### Written instruction
Check each line for the string "question" and give only the count of lines that have it.

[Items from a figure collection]
----
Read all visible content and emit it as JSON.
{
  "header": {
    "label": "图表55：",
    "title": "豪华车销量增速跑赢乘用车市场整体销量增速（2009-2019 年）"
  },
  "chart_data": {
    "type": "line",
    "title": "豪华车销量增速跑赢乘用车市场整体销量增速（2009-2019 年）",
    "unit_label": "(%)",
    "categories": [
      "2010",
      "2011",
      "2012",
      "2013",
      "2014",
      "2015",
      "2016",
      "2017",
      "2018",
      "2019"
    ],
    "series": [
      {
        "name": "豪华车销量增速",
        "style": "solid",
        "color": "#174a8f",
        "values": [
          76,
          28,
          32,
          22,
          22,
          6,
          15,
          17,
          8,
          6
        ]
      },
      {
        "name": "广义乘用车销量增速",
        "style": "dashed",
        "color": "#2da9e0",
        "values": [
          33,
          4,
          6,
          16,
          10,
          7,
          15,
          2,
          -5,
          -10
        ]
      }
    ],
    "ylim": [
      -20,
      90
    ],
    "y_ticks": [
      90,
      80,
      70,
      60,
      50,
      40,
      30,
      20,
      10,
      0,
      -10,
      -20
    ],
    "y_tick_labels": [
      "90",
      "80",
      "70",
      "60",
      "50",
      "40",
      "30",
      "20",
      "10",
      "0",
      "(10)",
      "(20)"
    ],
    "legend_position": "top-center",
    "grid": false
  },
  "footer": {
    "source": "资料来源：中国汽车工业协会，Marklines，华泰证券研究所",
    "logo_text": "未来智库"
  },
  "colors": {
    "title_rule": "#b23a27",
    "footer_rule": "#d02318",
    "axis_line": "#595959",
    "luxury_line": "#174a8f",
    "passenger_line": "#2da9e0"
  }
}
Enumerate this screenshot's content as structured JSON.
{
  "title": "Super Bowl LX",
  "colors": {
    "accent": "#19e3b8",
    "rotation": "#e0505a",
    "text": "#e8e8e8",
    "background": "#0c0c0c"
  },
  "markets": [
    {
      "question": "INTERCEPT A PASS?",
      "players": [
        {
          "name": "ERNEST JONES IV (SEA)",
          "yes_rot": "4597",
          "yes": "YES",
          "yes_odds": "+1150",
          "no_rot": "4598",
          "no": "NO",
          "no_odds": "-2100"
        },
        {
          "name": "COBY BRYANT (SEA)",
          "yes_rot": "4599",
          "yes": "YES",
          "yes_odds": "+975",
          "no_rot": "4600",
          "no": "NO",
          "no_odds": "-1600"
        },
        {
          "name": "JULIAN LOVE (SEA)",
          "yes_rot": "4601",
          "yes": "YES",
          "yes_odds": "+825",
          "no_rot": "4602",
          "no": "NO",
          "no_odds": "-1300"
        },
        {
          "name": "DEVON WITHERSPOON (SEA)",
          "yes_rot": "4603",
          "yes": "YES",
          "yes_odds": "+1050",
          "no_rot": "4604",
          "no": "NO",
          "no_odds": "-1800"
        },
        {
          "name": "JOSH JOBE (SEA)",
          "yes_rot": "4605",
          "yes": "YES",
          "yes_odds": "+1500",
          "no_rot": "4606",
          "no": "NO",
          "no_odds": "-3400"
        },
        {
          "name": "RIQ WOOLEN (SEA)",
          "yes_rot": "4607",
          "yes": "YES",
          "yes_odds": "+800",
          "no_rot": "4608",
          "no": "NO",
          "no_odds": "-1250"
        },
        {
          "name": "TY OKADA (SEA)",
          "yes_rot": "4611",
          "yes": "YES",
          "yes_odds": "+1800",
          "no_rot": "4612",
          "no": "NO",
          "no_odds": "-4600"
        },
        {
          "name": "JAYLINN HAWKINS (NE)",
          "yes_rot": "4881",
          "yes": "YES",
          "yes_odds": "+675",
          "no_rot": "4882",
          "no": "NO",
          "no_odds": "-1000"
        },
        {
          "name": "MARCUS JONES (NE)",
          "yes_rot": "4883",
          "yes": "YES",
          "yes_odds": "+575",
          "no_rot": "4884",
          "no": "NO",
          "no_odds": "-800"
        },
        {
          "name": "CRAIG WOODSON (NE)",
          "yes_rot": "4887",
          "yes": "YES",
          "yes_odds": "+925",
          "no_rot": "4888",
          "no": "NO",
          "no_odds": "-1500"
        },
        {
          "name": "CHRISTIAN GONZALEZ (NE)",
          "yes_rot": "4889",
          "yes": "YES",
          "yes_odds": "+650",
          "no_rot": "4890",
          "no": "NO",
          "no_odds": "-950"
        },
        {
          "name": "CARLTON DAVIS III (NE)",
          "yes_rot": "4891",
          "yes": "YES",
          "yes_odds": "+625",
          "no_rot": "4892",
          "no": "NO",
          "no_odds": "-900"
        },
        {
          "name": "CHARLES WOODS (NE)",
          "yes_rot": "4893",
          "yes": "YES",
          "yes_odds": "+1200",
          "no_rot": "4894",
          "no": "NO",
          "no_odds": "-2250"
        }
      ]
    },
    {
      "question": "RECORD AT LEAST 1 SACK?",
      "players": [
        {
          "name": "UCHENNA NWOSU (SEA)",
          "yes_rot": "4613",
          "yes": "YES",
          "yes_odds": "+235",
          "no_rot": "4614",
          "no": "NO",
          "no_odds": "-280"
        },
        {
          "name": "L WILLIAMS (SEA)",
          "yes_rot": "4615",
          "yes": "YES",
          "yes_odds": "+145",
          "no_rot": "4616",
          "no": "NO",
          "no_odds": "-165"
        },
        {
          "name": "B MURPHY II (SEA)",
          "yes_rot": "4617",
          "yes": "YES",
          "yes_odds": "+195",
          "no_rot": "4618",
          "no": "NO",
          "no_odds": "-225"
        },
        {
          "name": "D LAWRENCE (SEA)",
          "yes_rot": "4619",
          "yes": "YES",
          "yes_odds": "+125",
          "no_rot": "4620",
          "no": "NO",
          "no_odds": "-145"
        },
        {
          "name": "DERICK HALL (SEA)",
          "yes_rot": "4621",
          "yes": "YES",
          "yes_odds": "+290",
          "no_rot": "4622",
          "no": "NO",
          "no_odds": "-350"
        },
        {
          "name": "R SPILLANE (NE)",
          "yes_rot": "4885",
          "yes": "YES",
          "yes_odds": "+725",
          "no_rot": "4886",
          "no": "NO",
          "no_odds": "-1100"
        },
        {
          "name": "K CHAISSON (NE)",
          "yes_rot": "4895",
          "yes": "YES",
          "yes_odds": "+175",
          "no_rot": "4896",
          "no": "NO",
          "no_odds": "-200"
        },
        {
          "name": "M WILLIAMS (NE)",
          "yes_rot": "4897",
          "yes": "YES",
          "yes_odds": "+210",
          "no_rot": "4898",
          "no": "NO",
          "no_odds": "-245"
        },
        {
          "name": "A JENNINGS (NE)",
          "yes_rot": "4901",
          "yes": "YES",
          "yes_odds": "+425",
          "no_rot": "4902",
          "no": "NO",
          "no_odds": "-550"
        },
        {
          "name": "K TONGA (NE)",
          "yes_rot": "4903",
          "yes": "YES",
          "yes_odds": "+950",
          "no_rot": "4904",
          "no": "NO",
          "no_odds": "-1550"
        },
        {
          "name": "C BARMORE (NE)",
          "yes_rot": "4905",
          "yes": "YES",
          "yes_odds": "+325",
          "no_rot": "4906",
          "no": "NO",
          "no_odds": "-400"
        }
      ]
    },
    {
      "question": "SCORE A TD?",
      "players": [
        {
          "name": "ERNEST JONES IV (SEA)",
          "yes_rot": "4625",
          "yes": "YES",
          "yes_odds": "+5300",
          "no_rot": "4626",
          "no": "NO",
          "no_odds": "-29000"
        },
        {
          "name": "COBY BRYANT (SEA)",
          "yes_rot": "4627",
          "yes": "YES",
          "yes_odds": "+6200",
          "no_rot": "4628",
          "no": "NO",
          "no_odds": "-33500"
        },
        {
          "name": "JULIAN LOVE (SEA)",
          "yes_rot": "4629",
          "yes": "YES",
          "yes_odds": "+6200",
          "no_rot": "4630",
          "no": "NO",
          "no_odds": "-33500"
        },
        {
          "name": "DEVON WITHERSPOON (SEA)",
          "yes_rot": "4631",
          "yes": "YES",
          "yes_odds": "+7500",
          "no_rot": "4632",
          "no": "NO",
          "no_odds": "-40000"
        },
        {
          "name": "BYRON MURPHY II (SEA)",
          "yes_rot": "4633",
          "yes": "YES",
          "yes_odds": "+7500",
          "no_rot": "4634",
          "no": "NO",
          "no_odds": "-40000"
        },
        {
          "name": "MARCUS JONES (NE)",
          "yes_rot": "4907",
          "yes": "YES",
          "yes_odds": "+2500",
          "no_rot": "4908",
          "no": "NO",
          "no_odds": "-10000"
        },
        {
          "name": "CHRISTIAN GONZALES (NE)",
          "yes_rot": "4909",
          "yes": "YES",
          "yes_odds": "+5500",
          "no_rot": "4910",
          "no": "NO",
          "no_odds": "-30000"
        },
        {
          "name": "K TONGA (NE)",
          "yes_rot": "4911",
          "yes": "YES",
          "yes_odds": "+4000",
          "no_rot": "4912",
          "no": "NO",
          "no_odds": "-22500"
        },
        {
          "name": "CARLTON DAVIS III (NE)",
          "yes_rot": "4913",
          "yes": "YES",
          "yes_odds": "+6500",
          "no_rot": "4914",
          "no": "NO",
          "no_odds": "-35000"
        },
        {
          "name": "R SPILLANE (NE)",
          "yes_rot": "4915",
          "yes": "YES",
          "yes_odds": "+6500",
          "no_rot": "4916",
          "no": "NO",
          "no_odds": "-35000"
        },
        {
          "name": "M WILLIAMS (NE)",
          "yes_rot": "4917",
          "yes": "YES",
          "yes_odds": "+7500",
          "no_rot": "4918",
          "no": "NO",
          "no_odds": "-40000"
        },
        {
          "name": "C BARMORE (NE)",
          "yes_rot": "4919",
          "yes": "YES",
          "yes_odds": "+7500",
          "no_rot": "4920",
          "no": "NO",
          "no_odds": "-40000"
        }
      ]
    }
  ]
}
----
### The result
3